## Goal
Reproduce the listing word for word. Skip any image.

[begin Raw records]

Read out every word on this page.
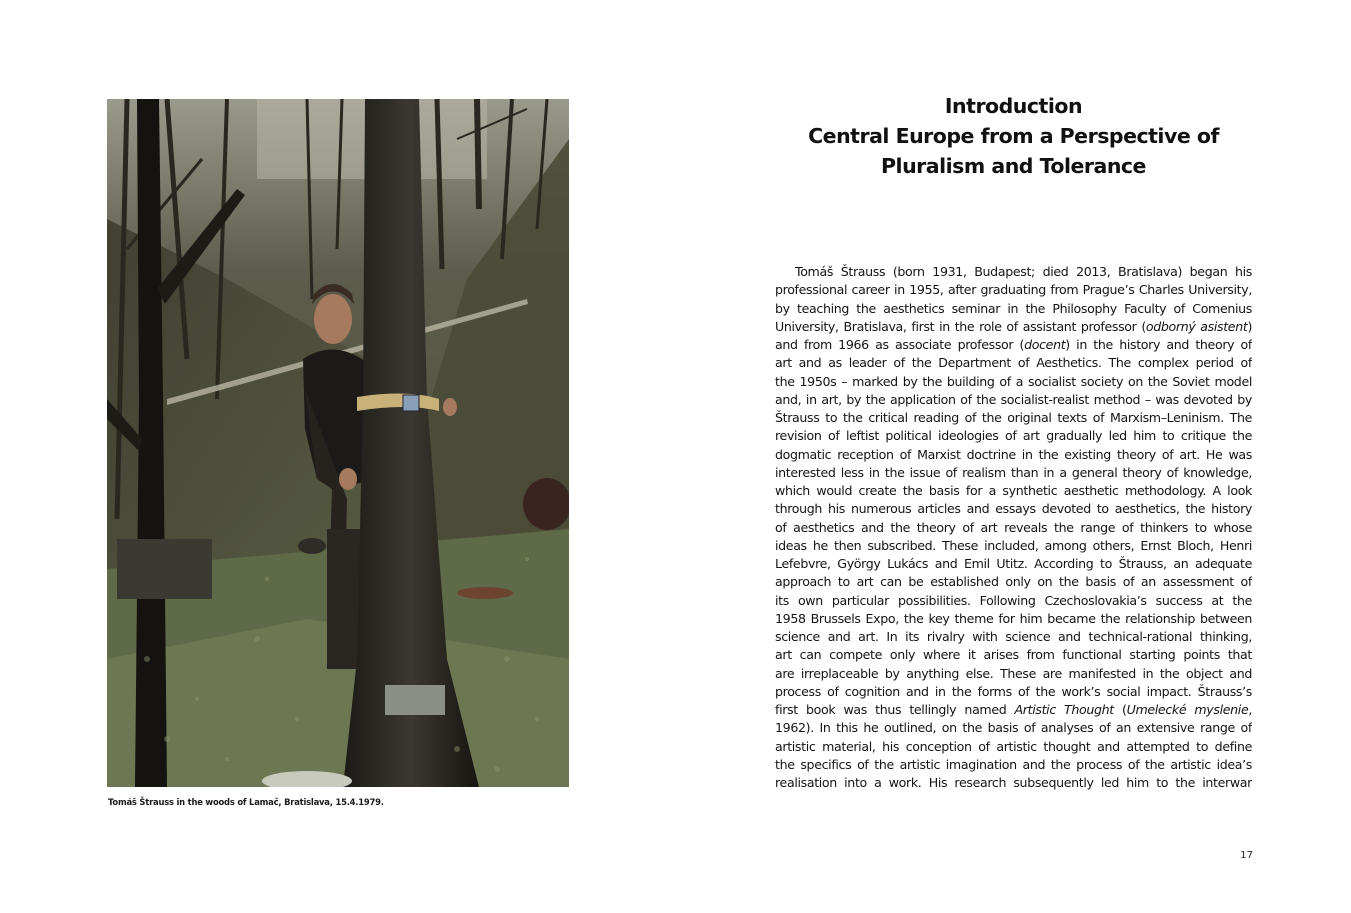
Tomáš Štrauss in the woods of Lamač, Bratislava, 15.4.1979.
Introduction
Central Europe from a Perspective of
Pluralism and Tolerance
Tomáš Štrauss (born 1931, Budapest; died 2013, Bratislava) began his
professional career in 1955, after graduating from Prague’s Charles University,
by teaching the aesthetics seminar in the Philosophy Faculty of Comenius
University, Bratislava, first in the role of assistant professor (odborný asistent)
and from 1966 as associate professor (docent) in the history and theory of
art and as leader of the Department of Aesthetics. The complex period of
the 1950s – marked by the building of a socialist society on the Soviet model
and, in art, by the application of the socialist-realist method – was devoted by
Štrauss to the critical reading of the original texts of Marxism–Leninism. The
revision of leftist political ideologies of art gradually led him to critique the
dogmatic reception of Marxist doctrine in the existing theory of art. He was
interested less in the issue of realism than in a general theory of knowledge,
which would create the basis for a synthetic aesthetic methodology. A look
through his numerous articles and essays devoted to aesthetics, the history
of aesthetics and the theory of art reveals the range of thinkers to whose
ideas he then subscribed. These included, among others, Ernst Bloch, Henri
Lefebvre, György Lukács and Emil Utitz. According to Štrauss, an adequate
approach to art can be established only on the basis of an assessment of
its own particular possibilities. Following Czechoslovakia’s success at the
1958 Brussels Expo, the key theme for him became the relationship between
science and art. In its rivalry with science and technical-rational thinking,
art can compete only where it arises from functional starting points that
are irreplaceable by anything else. These are manifested in the object and
process of cognition and in the forms of the work’s social impact. Štrauss’s
first book was thus tellingly named Artistic Thought (Umelecké myslenie,
1962). In this he outlined, on the basis of analyses of an extensive range of
artistic material, his conception of artistic thought and attempted to define
the specifics of the artistic imagination and the process of the artistic idea’s
realisation into a work. His research subsequently led him to the interwar
17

[end Raw records]

## Result
Read out every word on this page.
Tomáš Štrauss in the woods of Lamač, Bratislava, 15.4.1979.
Introduction
Central Europe from a Perspective of
Pluralism and Tolerance
Tomáš Štrauss (born 1931, Budapest; died 2013, Bratislava) began his
professional career in 1955, after graduating from Prague’s Charles University,
by teaching the aesthetics seminar in the Philosophy Faculty of Comenius
University, Bratislava, first in the role of assistant professor (odborný asistent)
and from 1966 as associate professor (docent) in the history and theory of
art and as leader of the Department of Aesthetics. The complex period of
the 1950s – marked by the building of a socialist society on the Soviet model
and, in art, by the application of the socialist-realist method – was devoted by
Štrauss to the critical reading of the original texts of Marxism–Leninism. The
revision of leftist political ideologies of art gradually led him to critique the
dogmatic reception of Marxist doctrine in the existing theory of art. He was
interested less in the issue of realism than in a general theory of knowledge,
which would create the basis for a synthetic aesthetic methodology. A look
through his numerous articles and essays devoted to aesthetics, the history
of aesthetics and the theory of art reveals the range of thinkers to whose
ideas he then subscribed. These included, among others, Ernst Bloch, Henri
Lefebvre, György Lukács and Emil Utitz. According to Štrauss, an adequate
approach to art can be established only on the basis of an assessment of
its own particular possibilities. Following Czechoslovakia’s success at the
1958 Brussels Expo, the key theme for him became the relationship between
science and art. In its rivalry with science and technical-rational thinking,
art can compete only where it arises from functional starting points that
are irreplaceable by anything else. These are manifested in the object and
process of cognition and in the forms of the work’s social impact. Štrauss’s
first book was thus tellingly named Artistic Thought (Umelecké myslenie,
1962). In this he outlined, on the basis of analyses of an extensive range of
artistic material, his conception of artistic thought and attempted to define
the specifics of the artistic imagination and the process of the artistic idea’s
realisation into a work. His research subsequently led him to the interwar
17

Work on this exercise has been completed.